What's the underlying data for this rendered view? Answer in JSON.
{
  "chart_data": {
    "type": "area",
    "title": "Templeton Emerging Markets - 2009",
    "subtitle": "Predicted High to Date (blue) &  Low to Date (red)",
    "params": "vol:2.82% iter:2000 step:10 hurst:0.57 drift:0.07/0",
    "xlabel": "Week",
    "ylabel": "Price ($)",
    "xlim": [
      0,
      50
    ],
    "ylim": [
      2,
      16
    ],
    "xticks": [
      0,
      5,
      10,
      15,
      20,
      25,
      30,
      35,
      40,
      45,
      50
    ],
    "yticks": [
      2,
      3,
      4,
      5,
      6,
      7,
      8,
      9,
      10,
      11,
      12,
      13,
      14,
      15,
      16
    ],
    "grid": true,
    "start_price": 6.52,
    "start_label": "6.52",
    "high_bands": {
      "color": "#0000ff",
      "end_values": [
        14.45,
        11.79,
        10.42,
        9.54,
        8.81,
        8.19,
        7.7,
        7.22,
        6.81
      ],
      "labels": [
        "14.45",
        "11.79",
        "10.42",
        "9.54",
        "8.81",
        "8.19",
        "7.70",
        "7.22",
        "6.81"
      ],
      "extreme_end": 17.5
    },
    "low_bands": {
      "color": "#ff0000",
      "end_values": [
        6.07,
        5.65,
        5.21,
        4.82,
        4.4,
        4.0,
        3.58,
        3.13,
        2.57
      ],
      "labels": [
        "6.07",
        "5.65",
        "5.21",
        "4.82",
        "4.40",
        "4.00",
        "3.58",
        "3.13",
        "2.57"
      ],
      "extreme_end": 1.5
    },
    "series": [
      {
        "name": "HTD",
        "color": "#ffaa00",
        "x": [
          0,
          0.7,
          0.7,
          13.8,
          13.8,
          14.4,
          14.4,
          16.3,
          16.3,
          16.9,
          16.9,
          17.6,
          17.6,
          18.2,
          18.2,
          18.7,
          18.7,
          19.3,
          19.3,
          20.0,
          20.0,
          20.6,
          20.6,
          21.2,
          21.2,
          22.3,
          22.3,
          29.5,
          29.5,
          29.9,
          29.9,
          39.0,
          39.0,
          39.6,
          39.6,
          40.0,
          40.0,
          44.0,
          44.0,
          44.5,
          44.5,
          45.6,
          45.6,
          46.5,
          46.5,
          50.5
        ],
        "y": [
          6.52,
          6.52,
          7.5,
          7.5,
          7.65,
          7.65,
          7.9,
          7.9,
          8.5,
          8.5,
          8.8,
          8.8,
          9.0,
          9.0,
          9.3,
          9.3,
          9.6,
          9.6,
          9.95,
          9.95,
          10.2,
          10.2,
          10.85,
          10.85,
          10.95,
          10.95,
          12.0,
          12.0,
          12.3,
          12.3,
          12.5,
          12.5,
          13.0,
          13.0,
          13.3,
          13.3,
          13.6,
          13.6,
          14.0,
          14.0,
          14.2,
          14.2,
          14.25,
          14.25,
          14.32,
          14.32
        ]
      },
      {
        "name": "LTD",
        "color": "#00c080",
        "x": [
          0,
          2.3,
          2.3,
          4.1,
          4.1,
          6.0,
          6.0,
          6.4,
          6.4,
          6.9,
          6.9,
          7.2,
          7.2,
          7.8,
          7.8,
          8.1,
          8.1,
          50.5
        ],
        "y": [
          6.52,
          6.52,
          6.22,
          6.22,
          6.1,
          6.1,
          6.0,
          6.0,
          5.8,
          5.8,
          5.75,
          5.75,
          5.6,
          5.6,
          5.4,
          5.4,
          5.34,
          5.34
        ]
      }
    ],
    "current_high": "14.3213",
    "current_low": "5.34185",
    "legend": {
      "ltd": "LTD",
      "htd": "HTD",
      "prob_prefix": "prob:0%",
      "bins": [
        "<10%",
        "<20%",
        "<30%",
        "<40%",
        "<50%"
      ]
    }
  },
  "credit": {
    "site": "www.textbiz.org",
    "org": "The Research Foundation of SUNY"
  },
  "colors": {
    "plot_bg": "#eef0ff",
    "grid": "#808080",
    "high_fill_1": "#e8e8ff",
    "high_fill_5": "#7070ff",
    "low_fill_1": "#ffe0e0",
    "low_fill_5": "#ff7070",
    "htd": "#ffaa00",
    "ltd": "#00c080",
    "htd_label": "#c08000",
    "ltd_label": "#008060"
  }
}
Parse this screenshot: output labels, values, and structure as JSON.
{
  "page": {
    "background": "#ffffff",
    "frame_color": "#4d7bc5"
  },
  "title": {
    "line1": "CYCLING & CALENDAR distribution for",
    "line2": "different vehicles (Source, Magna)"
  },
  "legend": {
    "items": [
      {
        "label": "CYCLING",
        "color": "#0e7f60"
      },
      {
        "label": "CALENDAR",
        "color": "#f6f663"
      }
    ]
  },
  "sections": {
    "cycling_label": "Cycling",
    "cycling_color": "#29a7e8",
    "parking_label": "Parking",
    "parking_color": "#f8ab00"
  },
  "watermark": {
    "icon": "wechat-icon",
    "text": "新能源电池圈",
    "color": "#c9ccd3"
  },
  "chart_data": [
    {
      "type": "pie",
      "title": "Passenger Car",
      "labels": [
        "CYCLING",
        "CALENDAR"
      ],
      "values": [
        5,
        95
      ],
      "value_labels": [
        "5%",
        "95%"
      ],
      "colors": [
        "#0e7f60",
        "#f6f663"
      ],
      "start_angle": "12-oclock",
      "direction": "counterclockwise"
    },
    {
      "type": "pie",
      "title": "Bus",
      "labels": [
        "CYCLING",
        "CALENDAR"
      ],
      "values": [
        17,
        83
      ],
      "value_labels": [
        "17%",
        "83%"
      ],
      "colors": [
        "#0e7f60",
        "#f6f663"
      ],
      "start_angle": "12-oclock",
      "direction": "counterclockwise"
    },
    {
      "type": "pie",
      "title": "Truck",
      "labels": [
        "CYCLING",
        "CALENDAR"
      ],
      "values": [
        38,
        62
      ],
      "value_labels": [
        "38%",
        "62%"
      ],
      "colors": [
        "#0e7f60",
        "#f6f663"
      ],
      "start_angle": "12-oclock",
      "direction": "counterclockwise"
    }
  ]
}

•••

_Set task_: Every line above needs to be retyped exactly.

_Worked solution_:
What's the underlying data for this rendered view? Answer in JSON.
{
  "chart_data": {
    "type": "area",
    "title": "Templeton Emerging Markets - 2009",
    "subtitle": "Predicted High to Date (blue) &  Low to Date (red)",
    "params": "vol:2.82% iter:2000 step:10 hurst:0.57 drift:0.07/0",
    "xlabel": "Week",
    "ylabel": "Price ($)",
    "xlim": [
      0,
      50
    ],
    "ylim": [
      2,
      16
    ],
    "xticks": [
      0,
      5,
      10,
      15,
      20,
      25,
      30,
      35,
      40,
      45,
      50
    ],
    "yticks": [
      2,
      3,
      4,
      5,
      6,
      7,
      8,
      9,
      10,
      11,
      12,
      13,
      14,
      15,
      16
    ],
    "grid": true,
    "start_price": 6.52,
    "start_label": "6.52",
    "high_bands": {
      "color": "#0000ff",
      "end_values": [
        14.45,
        11.79,
        10.42,
        9.54,
        8.81,
        8.19,
        7.7,
        7.22,
        6.81
      ],
      "labels": [
        "14.45",
        "11.79",
        "10.42",
        "9.54",
        "8.81",
        "8.19",
        "7.70",
        "7.22",
        "6.81"
      ],
      "extreme_end": 17.5
    },
    "low_bands": {
      "color": "#ff0000",
      "end_values": [
        6.07,
        5.65,
        5.21,
        4.82,
        4.4,
        4.0,
        3.58,
        3.13,
        2.57
      ],
      "labels": [
        "6.07",
        "5.65",
        "5.21",
        "4.82",
        "4.40",
        "4.00",
        "3.58",
        "3.13",
        "2.57"
      ],
      "extreme_end": 1.5
    },
    "series": [
      {
        "name": "HTD",
        "color": "#ffaa00",
        "x": [
          0,
          0.7,
          0.7,
          13.8,
          13.8,
          14.4,
          14.4,
          16.3,
          16.3,
          16.9,
          16.9,
          17.6,
          17.6,
          18.2,
          18.2,
          18.7,
          18.7,
          19.3,
          19.3,
          20.0,
          20.0,
          20.6,
          20.6,
          21.2,
          21.2,
          22.3,
          22.3,
          29.5,
          29.5,
          29.9,
          29.9,
          39.0,
          39.0,
          39.6,
          39.6,
          40.0,
          40.0,
          44.0,
          44.0,
          44.5,
          44.5,
          45.6,
          45.6,
          46.5,
          46.5,
          50.5
        ],
        "y": [
          6.52,
          6.52,
          7.5,
          7.5,
          7.65,
          7.65,
          7.9,
          7.9,
          8.5,
          8.5,
          8.8,
          8.8,
          9.0,
          9.0,
          9.3,
          9.3,
          9.6,
          9.6,
          9.95,
          9.95,
          10.2,
          10.2,
          10.85,
          10.85,
          10.95,
          10.95,
          12.0,
          12.0,
          12.3,
          12.3,
          12.5,
          12.5,
          13.0,
          13.0,
          13.3,
          13.3,
          13.6,
          13.6,
          14.0,
          14.0,
          14.2,
          14.2,
          14.25,
          14.25,
          14.32,
          14.32
        ]
      },
      {
        "name": "LTD",
        "color": "#00c080",
        "x": [
          0,
          2.3,
          2.3,
          4.1,
          4.1,
          6.0,
          6.0,
          6.4,
          6.4,
          6.9,
          6.9,
          7.2,
          7.2,
          7.8,
          7.8,
          8.1,
          8.1,
          50.5
        ],
        "y": [
          6.52,
          6.52,
          6.22,
          6.22,
          6.1,
          6.1,
          6.0,
          6.0,
          5.8,
          5.8,
          5.75,
          5.75,
          5.6,
          5.6,
          5.4,
          5.4,
          5.34,
          5.34
        ]
      }
    ],
    "current_high": "14.3213",
    "current_low": "5.34185",
    "legend": {
      "ltd": "LTD",
      "htd": "HTD",
      "prob_prefix": "prob:0%",
      "bins": [
        "<10%",
        "<20%",
        "<30%",
        "<40%",
        "<50%"
      ]
    }
  },
  "credit": {
    "site": "www.textbiz.org",
    "org": "The Research Foundation of SUNY"
  },
  "colors": {
    "plot_bg": "#eef0ff",
    "grid": "#808080",
    "high_fill_1": "#e8e8ff",
    "high_fill_5": "#7070ff",
    "low_fill_1": "#ffe0e0",
    "low_fill_5": "#ff7070",
    "htd": "#ffaa00",
    "ltd": "#00c080",
    "htd_label": "#c08000",
    "ltd_label": "#008060"
  }
}
Parse this screenshot: output labels, values, and structure as JSON.
{
  "page": {
    "background": "#ffffff",
    "frame_color": "#4d7bc5"
  },
  "title": {
    "line1": "CYCLING & CALENDAR distribution for",
    "line2": "different vehicles (Source, Magna)"
  },
  "legend": {
    "items": [
      {
        "label": "CYCLING",
        "color": "#0e7f60"
      },
      {
        "label": "CALENDAR",
        "color": "#f6f663"
      }
    ]
  },
  "sections": {
    "cycling_label": "Cycling",
    "cycling_color": "#29a7e8",
    "parking_label": "Parking",
    "parking_color": "#f8ab00"
  },
  "watermark": {
    "icon": "wechat-icon",
    "text": "新能源电池圈",
    "color": "#c9ccd3"
  },
  "chart_data": [
    {
      "type": "pie",
      "title": "Passenger Car",
      "labels": [
        "CYCLING",
        "CALENDAR"
      ],
      "values": [
        5,
        95
      ],
      "value_labels": [
        "5%",
        "95%"
      ],
      "colors": [
        "#0e7f60",
        "#f6f663"
      ],
      "start_angle": "12-oclock",
      "direction": "counterclockwise"
    },
    {
      "type": "pie",
      "title": "Bus",
      "labels": [
        "CYCLING",
        "CALENDAR"
      ],
      "values": [
        17,
        83
      ],
      "value_labels": [
        "17%",
        "83%"
      ],
      "colors": [
        "#0e7f60",
        "#f6f663"
      ],
      "start_angle": "12-oclock",
      "direction": "counterclockwise"
    },
    {
      "type": "pie",
      "title": "Truck",
      "labels": [
        "CYCLING",
        "CALENDAR"
      ],
      "values": [
        38,
        62
      ],
      "value_labels": [
        "38%",
        "62%"
      ],
      "colors": [
        "#0e7f60",
        "#f6f663"
      ],
      "start_angle": "12-oclock",
      "direction": "counterclockwise"
    }
  ]
}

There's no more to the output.